# Directions
Return each line containing the string "files".

Collected data entries
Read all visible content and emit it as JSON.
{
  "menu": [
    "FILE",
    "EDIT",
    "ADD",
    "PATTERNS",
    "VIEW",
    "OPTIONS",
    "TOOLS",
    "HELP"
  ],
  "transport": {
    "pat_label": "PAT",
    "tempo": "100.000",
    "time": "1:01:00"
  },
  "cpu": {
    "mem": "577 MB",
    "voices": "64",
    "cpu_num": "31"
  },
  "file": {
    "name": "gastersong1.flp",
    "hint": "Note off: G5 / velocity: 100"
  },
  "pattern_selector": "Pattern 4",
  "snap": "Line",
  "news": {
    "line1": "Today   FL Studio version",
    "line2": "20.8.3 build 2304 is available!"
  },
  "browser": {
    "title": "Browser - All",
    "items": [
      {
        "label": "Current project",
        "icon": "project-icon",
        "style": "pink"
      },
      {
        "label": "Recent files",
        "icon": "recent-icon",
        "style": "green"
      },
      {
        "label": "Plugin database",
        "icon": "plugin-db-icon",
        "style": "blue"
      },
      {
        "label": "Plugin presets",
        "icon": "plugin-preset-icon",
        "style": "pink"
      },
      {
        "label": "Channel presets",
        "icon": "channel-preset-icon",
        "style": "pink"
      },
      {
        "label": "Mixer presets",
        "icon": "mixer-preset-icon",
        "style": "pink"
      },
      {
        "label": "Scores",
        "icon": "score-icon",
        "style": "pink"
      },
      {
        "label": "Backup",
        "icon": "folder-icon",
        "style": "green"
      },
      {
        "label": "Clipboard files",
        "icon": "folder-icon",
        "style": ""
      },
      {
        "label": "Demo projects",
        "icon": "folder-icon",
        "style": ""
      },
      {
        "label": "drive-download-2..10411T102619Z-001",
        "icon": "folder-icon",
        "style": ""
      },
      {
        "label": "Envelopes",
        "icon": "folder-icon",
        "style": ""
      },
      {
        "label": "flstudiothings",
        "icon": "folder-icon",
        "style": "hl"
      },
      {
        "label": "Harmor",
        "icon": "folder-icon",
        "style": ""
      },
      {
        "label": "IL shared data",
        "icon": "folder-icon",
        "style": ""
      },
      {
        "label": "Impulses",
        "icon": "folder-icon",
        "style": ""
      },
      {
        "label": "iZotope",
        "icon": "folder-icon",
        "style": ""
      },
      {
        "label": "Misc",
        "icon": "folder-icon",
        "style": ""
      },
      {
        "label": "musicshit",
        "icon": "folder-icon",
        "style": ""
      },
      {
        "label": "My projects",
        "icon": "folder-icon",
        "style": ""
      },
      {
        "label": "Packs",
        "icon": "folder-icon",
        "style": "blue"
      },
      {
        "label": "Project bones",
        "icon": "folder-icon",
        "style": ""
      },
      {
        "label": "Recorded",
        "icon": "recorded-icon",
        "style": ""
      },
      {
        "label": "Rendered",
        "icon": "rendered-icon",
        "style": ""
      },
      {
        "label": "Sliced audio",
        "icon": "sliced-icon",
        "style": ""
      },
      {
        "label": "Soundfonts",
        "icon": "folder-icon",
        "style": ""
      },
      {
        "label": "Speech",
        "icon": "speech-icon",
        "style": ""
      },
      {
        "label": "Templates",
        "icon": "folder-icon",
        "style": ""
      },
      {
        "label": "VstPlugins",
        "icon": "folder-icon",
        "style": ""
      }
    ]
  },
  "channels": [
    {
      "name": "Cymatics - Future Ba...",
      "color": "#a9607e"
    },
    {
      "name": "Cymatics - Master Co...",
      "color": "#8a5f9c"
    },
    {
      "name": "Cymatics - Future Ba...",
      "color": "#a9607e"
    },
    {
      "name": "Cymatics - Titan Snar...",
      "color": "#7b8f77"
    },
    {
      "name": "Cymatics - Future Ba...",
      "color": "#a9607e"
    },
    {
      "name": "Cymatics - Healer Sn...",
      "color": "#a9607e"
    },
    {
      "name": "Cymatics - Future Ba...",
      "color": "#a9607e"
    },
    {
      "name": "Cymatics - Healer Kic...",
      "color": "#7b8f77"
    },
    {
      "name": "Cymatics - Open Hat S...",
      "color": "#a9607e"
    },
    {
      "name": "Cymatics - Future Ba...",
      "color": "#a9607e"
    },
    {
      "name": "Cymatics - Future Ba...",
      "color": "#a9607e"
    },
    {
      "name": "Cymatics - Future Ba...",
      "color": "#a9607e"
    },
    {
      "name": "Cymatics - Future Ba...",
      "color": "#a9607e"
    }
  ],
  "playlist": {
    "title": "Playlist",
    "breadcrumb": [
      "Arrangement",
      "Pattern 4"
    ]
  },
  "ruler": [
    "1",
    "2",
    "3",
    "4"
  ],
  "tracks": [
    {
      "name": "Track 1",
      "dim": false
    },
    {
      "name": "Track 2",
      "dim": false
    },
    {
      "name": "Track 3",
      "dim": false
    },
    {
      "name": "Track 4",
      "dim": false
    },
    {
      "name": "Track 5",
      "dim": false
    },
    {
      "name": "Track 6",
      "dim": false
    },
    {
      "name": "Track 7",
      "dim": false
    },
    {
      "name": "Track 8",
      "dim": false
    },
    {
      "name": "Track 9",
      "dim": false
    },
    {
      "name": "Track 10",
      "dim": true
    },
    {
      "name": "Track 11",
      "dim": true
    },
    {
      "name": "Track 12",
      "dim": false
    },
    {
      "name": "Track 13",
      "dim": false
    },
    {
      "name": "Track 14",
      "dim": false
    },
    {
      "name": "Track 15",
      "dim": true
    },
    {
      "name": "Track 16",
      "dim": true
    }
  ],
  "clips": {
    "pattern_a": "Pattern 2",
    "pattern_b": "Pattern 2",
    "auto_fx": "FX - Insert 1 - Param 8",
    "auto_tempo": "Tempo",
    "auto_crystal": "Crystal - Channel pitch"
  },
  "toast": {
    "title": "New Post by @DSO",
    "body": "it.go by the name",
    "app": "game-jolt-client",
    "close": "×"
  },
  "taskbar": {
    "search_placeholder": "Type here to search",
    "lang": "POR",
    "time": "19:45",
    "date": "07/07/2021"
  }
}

# Solution to the problem
        "label": "Recent files",
        "label": "Clipboard files",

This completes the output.